=== DIRECTION ===
Every entry must be duplicated precisely as written.

[Data listing]
******
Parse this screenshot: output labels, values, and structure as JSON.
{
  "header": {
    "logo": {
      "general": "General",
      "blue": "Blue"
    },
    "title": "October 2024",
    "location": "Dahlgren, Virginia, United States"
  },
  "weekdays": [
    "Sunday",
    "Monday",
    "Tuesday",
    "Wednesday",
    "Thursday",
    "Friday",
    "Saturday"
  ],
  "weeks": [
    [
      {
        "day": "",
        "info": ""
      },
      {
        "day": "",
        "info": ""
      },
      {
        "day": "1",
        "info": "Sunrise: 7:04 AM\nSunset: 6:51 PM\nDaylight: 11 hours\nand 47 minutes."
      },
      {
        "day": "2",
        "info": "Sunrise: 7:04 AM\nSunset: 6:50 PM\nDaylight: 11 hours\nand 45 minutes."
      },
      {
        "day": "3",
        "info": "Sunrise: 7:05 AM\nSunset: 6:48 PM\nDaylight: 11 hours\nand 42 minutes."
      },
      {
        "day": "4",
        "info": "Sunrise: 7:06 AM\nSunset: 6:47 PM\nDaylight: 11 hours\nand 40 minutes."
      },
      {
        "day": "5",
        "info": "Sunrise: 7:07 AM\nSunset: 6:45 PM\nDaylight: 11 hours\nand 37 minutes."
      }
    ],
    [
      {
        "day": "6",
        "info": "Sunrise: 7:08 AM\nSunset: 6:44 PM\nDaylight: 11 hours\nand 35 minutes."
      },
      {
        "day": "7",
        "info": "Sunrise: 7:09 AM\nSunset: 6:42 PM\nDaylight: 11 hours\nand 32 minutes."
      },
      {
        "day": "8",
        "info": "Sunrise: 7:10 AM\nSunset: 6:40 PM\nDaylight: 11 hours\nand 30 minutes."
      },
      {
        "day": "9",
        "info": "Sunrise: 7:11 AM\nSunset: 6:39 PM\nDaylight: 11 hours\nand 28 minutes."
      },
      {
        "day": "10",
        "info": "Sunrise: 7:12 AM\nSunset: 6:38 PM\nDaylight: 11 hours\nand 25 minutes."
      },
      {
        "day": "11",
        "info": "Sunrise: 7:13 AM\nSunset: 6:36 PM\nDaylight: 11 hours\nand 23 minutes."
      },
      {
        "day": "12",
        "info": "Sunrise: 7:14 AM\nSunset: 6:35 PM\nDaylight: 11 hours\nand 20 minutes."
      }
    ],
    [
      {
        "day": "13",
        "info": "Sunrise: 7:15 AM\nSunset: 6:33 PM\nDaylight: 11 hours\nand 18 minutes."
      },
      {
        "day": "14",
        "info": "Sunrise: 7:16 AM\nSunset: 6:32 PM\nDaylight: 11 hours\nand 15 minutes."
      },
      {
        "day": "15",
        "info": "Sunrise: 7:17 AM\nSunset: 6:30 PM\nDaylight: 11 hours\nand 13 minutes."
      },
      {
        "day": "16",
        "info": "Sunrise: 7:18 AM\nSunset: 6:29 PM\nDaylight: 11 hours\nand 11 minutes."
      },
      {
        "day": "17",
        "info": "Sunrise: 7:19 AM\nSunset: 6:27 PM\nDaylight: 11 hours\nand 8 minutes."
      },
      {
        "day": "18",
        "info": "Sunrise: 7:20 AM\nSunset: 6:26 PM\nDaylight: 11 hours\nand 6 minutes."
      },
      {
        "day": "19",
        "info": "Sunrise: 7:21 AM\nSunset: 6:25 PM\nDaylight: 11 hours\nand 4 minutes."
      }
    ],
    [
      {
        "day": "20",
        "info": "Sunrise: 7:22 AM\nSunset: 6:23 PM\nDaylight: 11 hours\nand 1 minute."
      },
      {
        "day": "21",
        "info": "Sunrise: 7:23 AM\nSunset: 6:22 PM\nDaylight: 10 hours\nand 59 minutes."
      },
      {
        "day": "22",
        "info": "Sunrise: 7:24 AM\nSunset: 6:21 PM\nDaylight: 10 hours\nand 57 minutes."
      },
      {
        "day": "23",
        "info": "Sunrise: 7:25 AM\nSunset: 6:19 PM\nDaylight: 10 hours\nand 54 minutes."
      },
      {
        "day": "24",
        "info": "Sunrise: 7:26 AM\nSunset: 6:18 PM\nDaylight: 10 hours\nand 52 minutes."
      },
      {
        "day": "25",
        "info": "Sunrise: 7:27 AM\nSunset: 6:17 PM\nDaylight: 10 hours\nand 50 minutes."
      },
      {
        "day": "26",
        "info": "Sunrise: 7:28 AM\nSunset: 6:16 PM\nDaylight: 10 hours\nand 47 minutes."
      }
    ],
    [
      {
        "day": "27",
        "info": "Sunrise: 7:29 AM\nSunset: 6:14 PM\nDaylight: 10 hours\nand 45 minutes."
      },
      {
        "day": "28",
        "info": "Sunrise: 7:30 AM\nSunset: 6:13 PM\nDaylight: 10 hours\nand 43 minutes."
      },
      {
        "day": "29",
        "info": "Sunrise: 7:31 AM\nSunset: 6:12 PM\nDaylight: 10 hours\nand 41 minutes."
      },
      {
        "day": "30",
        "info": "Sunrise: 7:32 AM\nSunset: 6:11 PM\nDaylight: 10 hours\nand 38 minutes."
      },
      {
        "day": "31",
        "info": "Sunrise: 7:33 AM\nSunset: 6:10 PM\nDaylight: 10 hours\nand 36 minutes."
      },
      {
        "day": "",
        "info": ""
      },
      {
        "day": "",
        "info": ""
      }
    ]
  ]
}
******
=== EXERCISE SOLUTION ===
Parse this screenshot: output labels, values, and structure as JSON.
{
  "header": {
    "logo": {
      "general": "General",
      "blue": "Blue"
    },
    "title": "October 2024",
    "location": "Dahlgren, Virginia, United States"
  },
  "weekdays": [
    "Sunday",
    "Monday",
    "Tuesday",
    "Wednesday",
    "Thursday",
    "Friday",
    "Saturday"
  ],
  "weeks": [
    [
      {
        "day": "",
        "info": ""
      },
      {
        "day": "",
        "info": ""
      },
      {
        "day": "1",
        "info": "Sunrise: 7:04 AM\nSunset: 6:51 PM\nDaylight: 11 hours\nand 47 minutes."
      },
      {
        "day": "2",
        "info": "Sunrise: 7:04 AM\nSunset: 6:50 PM\nDaylight: 11 hours\nand 45 minutes."
      },
      {
        "day": "3",
        "info": "Sunrise: 7:05 AM\nSunset: 6:48 PM\nDaylight: 11 hours\nand 42 minutes."
      },
      {
        "day": "4",
        "info": "Sunrise: 7:06 AM\nSunset: 6:47 PM\nDaylight: 11 hours\nand 40 minutes."
      },
      {
        "day": "5",
        "info": "Sunrise: 7:07 AM\nSunset: 6:45 PM\nDaylight: 11 hours\nand 37 minutes."
      }
    ],
    [
      {
        "day": "6",
        "info": "Sunrise: 7:08 AM\nSunset: 6:44 PM\nDaylight: 11 hours\nand 35 minutes."
      },
      {
        "day": "7",
        "info": "Sunrise: 7:09 AM\nSunset: 6:42 PM\nDaylight: 11 hours\nand 32 minutes."
      },
      {
        "day": "8",
        "info": "Sunrise: 7:10 AM\nSunset: 6:40 PM\nDaylight: 11 hours\nand 30 minutes."
      },
      {
        "day": "9",
        "info": "Sunrise: 7:11 AM\nSunset: 6:39 PM\nDaylight: 11 hours\nand 28 minutes."
      },
      {
        "day": "10",
        "info": "Sunrise: 7:12 AM\nSunset: 6:38 PM\nDaylight: 11 hours\nand 25 minutes."
      },
      {
        "day": "11",
        "info": "Sunrise: 7:13 AM\nSunset: 6:36 PM\nDaylight: 11 hours\nand 23 minutes."
      },
      {
        "day": "12",
        "info": "Sunrise: 7:14 AM\nSunset: 6:35 PM\nDaylight: 11 hours\nand 20 minutes."
      }
    ],
    [
      {
        "day": "13",
        "info": "Sunrise: 7:15 AM\nSunset: 6:33 PM\nDaylight: 11 hours\nand 18 minutes."
      },
      {
        "day": "14",
        "info": "Sunrise: 7:16 AM\nSunset: 6:32 PM\nDaylight: 11 hours\nand 15 minutes."
      },
      {
        "day": "15",
        "info": "Sunrise: 7:17 AM\nSunset: 6:30 PM\nDaylight: 11 hours\nand 13 minutes."
      },
      {
        "day": "16",
        "info": "Sunrise: 7:18 AM\nSunset: 6:29 PM\nDaylight: 11 hours\nand 11 minutes."
      },
      {
        "day": "17",
        "info": "Sunrise: 7:19 AM\nSunset: 6:27 PM\nDaylight: 11 hours\nand 8 minutes."
      },
      {
        "day": "18",
        "info": "Sunrise: 7:20 AM\nSunset: 6:26 PM\nDaylight: 11 hours\nand 6 minutes."
      },
      {
        "day": "19",
        "info": "Sunrise: 7:21 AM\nSunset: 6:25 PM\nDaylight: 11 hours\nand 4 minutes."
      }
    ],
    [
      {
        "day": "20",
        "info": "Sunrise: 7:22 AM\nSunset: 6:23 PM\nDaylight: 11 hours\nand 1 minute."
      },
      {
        "day": "21",
        "info": "Sunrise: 7:23 AM\nSunset: 6:22 PM\nDaylight: 10 hours\nand 59 minutes."
      },
      {
        "day": "22",
        "info": "Sunrise: 7:24 AM\nSunset: 6:21 PM\nDaylight: 10 hours\nand 57 minutes."
      },
      {
        "day": "23",
        "info": "Sunrise: 7:25 AM\nSunset: 6:19 PM\nDaylight: 10 hours\nand 54 minutes."
      },
      {
        "day": "24",
        "info": "Sunrise: 7:26 AM\nSunset: 6:18 PM\nDaylight: 10 hours\nand 52 minutes."
      },
      {
        "day": "25",
        "info": "Sunrise: 7:27 AM\nSunset: 6:17 PM\nDaylight: 10 hours\nand 50 minutes."
      },
      {
        "day": "26",
        "info": "Sunrise: 7:28 AM\nSunset: 6:16 PM\nDaylight: 10 hours\nand 47 minutes."
      }
    ],
    [
      {
        "day": "27",
        "info": "Sunrise: 7:29 AM\nSunset: 6:14 PM\nDaylight: 10 hours\nand 45 minutes."
      },
      {
        "day": "28",
        "info": "Sunrise: 7:30 AM\nSunset: 6:13 PM\nDaylight: 10 hours\nand 43 minutes."
      },
      {
        "day": "29",
        "info": "Sunrise: 7:31 AM\nSunset: 6:12 PM\nDaylight: 10 hours\nand 41 minutes."
      },
      {
        "day": "30",
        "info": "Sunrise: 7:32 AM\nSunset: 6:11 PM\nDaylight: 10 hours\nand 38 minutes."
      },
      {
        "day": "31",
        "info": "Sunrise: 7:33 AM\nSunset: 6:10 PM\nDaylight: 10 hours\nand 36 minutes."
      },
      {
        "day": "",
        "info": ""
      },
      {
        "day": "",
        "info": ""
      }
    ]
  ]
}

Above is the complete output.